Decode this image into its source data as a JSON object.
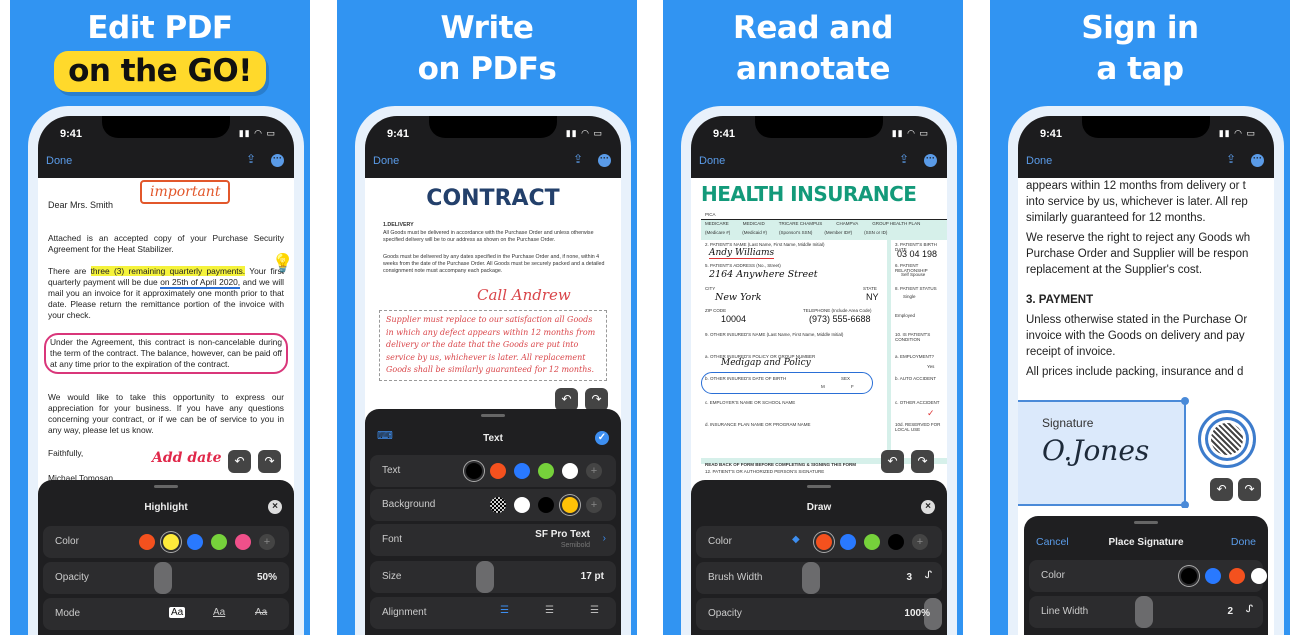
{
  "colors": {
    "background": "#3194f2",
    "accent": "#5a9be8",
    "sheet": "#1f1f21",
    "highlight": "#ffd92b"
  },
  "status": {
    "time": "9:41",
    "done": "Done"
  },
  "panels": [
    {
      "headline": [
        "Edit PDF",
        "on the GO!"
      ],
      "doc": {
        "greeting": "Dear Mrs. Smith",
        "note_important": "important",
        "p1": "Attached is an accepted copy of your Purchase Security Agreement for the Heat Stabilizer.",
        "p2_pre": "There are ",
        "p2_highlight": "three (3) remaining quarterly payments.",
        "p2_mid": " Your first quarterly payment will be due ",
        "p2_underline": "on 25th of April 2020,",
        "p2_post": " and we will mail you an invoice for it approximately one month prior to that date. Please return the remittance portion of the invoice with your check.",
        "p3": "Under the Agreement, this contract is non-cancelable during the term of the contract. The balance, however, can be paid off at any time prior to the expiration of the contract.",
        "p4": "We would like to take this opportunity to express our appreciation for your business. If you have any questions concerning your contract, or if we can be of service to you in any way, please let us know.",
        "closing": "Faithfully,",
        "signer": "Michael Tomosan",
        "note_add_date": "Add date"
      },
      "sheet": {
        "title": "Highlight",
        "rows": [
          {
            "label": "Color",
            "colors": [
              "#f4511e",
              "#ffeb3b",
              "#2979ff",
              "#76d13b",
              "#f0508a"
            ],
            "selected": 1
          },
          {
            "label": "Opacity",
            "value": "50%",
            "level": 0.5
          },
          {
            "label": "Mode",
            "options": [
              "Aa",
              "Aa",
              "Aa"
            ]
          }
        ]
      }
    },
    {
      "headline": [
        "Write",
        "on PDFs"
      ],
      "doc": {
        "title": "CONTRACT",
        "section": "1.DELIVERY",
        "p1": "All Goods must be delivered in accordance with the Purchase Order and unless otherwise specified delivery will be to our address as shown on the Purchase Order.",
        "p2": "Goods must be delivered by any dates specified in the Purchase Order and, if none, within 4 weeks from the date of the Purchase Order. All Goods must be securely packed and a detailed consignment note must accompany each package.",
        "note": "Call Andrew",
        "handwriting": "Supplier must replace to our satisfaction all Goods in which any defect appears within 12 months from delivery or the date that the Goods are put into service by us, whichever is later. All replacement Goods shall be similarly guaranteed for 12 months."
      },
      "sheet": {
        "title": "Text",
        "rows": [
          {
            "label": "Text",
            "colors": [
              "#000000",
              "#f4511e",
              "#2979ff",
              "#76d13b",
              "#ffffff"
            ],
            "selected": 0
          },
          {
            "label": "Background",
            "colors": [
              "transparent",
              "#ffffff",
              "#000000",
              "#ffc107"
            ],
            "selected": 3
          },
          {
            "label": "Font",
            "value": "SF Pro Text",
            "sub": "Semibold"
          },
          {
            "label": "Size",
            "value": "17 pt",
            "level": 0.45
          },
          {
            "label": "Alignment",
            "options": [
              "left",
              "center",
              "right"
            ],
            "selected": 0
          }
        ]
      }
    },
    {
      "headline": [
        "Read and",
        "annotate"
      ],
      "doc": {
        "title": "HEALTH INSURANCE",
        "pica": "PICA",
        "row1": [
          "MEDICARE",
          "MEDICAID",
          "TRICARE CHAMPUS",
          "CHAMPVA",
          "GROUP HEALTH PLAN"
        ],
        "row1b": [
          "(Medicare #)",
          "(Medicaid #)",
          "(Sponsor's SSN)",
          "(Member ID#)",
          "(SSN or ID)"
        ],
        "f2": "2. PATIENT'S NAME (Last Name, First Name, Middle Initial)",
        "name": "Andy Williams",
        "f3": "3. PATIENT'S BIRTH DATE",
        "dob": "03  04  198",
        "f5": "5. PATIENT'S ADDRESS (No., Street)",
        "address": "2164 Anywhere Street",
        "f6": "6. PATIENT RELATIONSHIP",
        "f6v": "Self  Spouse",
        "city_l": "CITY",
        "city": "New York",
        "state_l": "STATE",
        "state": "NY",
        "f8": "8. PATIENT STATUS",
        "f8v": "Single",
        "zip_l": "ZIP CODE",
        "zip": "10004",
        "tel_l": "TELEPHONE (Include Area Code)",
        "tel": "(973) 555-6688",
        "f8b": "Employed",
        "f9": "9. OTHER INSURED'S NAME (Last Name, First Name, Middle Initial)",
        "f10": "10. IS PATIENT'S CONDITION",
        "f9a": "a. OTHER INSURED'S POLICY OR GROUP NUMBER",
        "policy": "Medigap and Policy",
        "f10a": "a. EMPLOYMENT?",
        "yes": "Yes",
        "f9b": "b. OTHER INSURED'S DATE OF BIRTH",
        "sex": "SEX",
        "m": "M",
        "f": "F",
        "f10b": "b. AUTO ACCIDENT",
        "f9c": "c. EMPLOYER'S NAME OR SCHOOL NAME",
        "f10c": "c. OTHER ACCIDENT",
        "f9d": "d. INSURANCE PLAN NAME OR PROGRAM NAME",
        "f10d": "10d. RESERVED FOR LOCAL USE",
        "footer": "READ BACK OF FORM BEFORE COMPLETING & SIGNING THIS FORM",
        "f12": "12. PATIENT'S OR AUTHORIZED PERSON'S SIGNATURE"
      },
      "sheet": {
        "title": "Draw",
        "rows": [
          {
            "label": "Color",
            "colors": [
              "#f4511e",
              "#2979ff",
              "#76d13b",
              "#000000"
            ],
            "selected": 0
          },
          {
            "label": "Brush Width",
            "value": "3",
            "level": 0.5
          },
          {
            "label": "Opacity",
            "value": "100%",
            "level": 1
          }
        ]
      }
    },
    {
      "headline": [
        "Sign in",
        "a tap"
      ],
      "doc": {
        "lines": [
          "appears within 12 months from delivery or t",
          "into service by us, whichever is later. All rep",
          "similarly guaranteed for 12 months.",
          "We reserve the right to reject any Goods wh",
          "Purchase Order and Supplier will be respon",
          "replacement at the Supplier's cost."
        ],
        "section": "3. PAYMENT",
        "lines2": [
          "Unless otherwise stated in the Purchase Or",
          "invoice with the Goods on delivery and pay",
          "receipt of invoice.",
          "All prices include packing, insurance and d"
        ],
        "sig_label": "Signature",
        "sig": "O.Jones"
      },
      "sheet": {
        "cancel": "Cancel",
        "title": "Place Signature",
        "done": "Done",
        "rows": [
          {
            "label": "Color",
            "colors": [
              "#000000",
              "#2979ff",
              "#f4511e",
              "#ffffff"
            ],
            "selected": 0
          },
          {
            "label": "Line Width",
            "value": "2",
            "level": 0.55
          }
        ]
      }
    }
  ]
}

____

* Requirements:
Scan the data above; copy every line where "whichever" appears.

* Exercise result:
        "handwriting": "Supplier must replace to our satisfaction all Goods in which any defect appears within 12 months from delivery or the date that the Goods are put into service by us, whichever is later. All replacement Goods shall be similarly guaranteed for 12 months."
          "into service by us, whichever is later. All rep",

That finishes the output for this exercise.